EXERCISE DETAILS
Copy the following lines word for word.

SUPPLIED MATERIAL

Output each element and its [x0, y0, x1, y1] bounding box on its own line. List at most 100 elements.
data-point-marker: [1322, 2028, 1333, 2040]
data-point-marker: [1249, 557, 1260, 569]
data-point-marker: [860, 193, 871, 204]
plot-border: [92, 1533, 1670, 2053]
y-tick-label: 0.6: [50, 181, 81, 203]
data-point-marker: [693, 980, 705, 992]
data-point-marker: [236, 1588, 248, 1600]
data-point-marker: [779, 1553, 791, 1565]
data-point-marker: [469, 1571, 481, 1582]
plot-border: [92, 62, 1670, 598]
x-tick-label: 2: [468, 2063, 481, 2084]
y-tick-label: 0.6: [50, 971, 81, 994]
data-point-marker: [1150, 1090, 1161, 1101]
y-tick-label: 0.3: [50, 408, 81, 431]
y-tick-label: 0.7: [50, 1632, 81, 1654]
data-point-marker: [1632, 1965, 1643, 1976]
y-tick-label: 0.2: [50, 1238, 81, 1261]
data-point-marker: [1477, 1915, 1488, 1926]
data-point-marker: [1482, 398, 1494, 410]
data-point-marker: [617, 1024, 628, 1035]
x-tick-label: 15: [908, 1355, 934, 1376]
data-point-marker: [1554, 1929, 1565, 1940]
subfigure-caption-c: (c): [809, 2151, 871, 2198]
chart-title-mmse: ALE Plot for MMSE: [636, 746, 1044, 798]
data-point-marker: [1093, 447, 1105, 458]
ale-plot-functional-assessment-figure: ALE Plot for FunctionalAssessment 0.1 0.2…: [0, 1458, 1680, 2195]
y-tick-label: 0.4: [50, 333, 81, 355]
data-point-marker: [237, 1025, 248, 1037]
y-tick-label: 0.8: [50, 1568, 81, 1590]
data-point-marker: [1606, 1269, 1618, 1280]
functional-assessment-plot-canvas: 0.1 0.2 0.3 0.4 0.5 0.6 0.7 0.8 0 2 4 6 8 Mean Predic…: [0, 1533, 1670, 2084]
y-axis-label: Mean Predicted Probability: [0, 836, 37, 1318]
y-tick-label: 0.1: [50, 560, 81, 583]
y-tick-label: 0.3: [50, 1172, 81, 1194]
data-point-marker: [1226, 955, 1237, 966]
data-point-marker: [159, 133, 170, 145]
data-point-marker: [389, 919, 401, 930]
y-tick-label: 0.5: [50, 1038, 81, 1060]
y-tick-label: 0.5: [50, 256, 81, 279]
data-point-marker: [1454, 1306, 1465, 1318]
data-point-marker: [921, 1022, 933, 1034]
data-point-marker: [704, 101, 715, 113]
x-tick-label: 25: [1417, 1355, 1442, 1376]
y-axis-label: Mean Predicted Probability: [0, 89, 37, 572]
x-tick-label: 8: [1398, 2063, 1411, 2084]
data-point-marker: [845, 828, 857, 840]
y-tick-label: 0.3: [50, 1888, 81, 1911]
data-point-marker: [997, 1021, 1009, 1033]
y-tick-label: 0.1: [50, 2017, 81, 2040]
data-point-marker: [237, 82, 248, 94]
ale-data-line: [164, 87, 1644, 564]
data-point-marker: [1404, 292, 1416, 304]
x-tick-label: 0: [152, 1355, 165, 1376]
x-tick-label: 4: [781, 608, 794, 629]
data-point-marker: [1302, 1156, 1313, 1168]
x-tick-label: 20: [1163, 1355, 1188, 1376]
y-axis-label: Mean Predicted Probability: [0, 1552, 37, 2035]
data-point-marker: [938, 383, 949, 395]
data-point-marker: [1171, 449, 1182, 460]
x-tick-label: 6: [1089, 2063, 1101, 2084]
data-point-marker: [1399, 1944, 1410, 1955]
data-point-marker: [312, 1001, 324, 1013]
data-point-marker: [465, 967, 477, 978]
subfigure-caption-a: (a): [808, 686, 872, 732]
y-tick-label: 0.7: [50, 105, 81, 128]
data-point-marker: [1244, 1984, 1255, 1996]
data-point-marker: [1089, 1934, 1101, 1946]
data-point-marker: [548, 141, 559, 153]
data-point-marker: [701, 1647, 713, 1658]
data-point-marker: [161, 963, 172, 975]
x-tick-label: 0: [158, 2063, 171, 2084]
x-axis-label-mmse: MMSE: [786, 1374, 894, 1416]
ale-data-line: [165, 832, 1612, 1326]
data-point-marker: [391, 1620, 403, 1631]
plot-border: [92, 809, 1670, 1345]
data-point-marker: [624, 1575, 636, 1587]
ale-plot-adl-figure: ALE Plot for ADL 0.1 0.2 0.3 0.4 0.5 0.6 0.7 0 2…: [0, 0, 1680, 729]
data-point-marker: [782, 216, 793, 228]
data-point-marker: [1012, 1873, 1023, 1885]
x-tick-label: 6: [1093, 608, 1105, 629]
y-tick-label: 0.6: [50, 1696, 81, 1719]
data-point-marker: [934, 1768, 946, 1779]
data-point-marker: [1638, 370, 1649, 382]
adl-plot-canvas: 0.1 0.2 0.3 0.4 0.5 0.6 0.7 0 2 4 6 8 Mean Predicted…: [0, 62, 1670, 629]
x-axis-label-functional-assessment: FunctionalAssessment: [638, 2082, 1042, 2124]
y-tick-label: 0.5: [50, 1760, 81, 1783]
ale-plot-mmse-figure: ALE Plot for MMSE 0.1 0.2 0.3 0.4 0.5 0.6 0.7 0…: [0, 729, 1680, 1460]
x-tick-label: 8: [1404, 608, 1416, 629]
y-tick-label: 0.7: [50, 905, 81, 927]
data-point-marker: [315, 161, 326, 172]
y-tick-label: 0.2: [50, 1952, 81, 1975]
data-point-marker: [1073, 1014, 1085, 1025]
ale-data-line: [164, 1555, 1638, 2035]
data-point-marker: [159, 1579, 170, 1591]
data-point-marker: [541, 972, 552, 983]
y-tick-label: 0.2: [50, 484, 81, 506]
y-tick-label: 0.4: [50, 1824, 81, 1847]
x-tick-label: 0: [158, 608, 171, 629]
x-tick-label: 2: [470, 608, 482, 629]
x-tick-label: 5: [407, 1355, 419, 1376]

WORKED ANSWER
Output each element and its [x0, y0, x1, y1] bounding box on its own line. List at most 100 elements.
data-point-marker: [1322, 2028, 1333, 2040]
data-point-marker: [1249, 557, 1260, 569]
data-point-marker: [860, 193, 871, 204]
plot-border: [92, 1533, 1670, 2053]
y-tick-label: 0.6: [50, 181, 81, 203]
data-point-marker: [693, 980, 705, 992]
data-point-marker: [236, 1588, 248, 1600]
data-point-marker: [779, 1553, 791, 1565]
data-point-marker: [469, 1571, 481, 1582]
plot-border: [92, 62, 1670, 598]
x-tick-label: 2: [468, 2063, 481, 2084]
y-tick-label: 0.6: [50, 971, 81, 994]
data-point-marker: [1150, 1090, 1161, 1101]
y-tick-label: 0.3: [50, 408, 81, 431]
y-tick-label: 0.7: [50, 1632, 81, 1654]
data-point-marker: [1632, 1965, 1643, 1976]
y-tick-label: 0.2: [50, 1238, 81, 1261]
data-point-marker: [1477, 1915, 1488, 1926]
data-point-marker: [1482, 398, 1494, 410]
data-point-marker: [617, 1024, 628, 1035]
x-tick-label: 15: [908, 1355, 934, 1376]
data-point-marker: [1554, 1929, 1565, 1940]
subfigure-caption-c: (c): [809, 2151, 871, 2198]
chart-title-mmse: ALE Plot for MMSE: [636, 746, 1044, 798]
data-point-marker: [1093, 447, 1105, 458]
ale-plot-functional-assessment-figure: ALE Plot for FunctionalAssessment 0.1 0.2…: [0, 1458, 1680, 2195]
y-tick-label: 0.4: [50, 333, 81, 355]
data-point-marker: [237, 1025, 248, 1037]
y-tick-label: 0.8: [50, 1568, 81, 1590]
data-point-marker: [1606, 1269, 1618, 1280]
functional-assessment-plot-canvas: 0.1 0.2 0.3 0.4 0.5 0.6 0.7 0.8 0 2 4 6 8 Mean Predic…: [0, 1533, 1670, 2084]
y-axis-label: Mean Predicted Probability: [0, 836, 37, 1318]
y-tick-label: 0.1: [50, 560, 81, 583]
y-tick-label: 0.3: [50, 1172, 81, 1194]
data-point-marker: [1226, 955, 1237, 966]
data-point-marker: [159, 133, 170, 145]
data-point-marker: [389, 919, 401, 930]
y-tick-label: 0.5: [50, 1038, 81, 1060]
y-tick-label: 0.5: [50, 256, 81, 279]
data-point-marker: [1454, 1306, 1465, 1318]
data-point-marker: [921, 1022, 933, 1034]
data-point-marker: [704, 101, 715, 113]
x-tick-label: 25: [1417, 1355, 1442, 1376]
y-axis-label: Mean Predicted Probability: [0, 89, 37, 572]
x-tick-label: 8: [1398, 2063, 1411, 2084]
data-point-marker: [845, 828, 857, 840]
y-tick-label: 0.3: [50, 1888, 81, 1911]
data-point-marker: [997, 1021, 1009, 1033]
y-tick-label: 0.1: [50, 2017, 81, 2040]
data-point-marker: [237, 82, 248, 94]
ale-data-line: [164, 87, 1644, 564]
data-point-marker: [1404, 292, 1416, 304]
x-tick-label: 0: [152, 1355, 165, 1376]
x-tick-label: 4: [781, 608, 794, 629]
data-point-marker: [1302, 1156, 1313, 1168]
x-tick-label: 20: [1163, 1355, 1188, 1376]
y-axis-label: Mean Predicted Probability: [0, 1552, 37, 2035]
data-point-marker: [938, 383, 949, 395]
data-point-marker: [1171, 449, 1182, 460]
x-tick-label: 6: [1089, 2063, 1101, 2084]
data-point-marker: [1399, 1944, 1410, 1955]
data-point-marker: [312, 1001, 324, 1013]
data-point-marker: [465, 967, 477, 978]
subfigure-caption-a: (a): [808, 686, 872, 732]
y-tick-label: 0.7: [50, 105, 81, 128]
data-point-marker: [1244, 1984, 1255, 1996]
data-point-marker: [1089, 1934, 1101, 1946]
data-point-marker: [548, 141, 559, 153]
data-point-marker: [701, 1647, 713, 1658]
data-point-marker: [161, 963, 172, 975]
x-tick-label: 0: [158, 2063, 171, 2084]
x-axis-label-mmse: MMSE: [786, 1374, 894, 1416]
ale-data-line: [165, 832, 1612, 1326]
data-point-marker: [391, 1620, 403, 1631]
plot-border: [92, 809, 1670, 1345]
data-point-marker: [624, 1575, 636, 1587]
ale-plot-adl-figure: ALE Plot for ADL 0.1 0.2 0.3 0.4 0.5 0.6 0.7 0 2…: [0, 0, 1680, 729]
data-point-marker: [782, 216, 793, 228]
data-point-marker: [1012, 1873, 1023, 1885]
x-tick-label: 6: [1093, 608, 1105, 629]
y-tick-label: 0.6: [50, 1696, 81, 1719]
data-point-marker: [934, 1768, 946, 1779]
data-point-marker: [1638, 370, 1649, 382]
adl-plot-canvas: 0.1 0.2 0.3 0.4 0.5 0.6 0.7 0 2 4 6 8 Mean Predicted…: [0, 62, 1670, 629]
x-axis-label-functional-assessment: FunctionalAssessment: [638, 2082, 1042, 2124]
y-tick-label: 0.5: [50, 1760, 81, 1783]
ale-plot-mmse-figure: ALE Plot for MMSE 0.1 0.2 0.3 0.4 0.5 0.6 0.7 0…: [0, 729, 1680, 1460]
x-tick-label: 8: [1404, 608, 1416, 629]
y-tick-label: 0.7: [50, 905, 81, 927]
data-point-marker: [315, 161, 326, 172]
y-tick-label: 0.2: [50, 1952, 81, 1975]
data-point-marker: [1073, 1014, 1085, 1025]
ale-data-line: [164, 1555, 1638, 2035]
data-point-marker: [159, 1579, 170, 1591]
data-point-marker: [541, 972, 552, 983]
y-tick-label: 0.2: [50, 484, 81, 506]
y-tick-label: 0.4: [50, 1824, 81, 1847]
x-tick-label: 0: [158, 608, 171, 629]
x-tick-label: 2: [470, 608, 482, 629]
x-tick-label: 5: [407, 1355, 419, 1376]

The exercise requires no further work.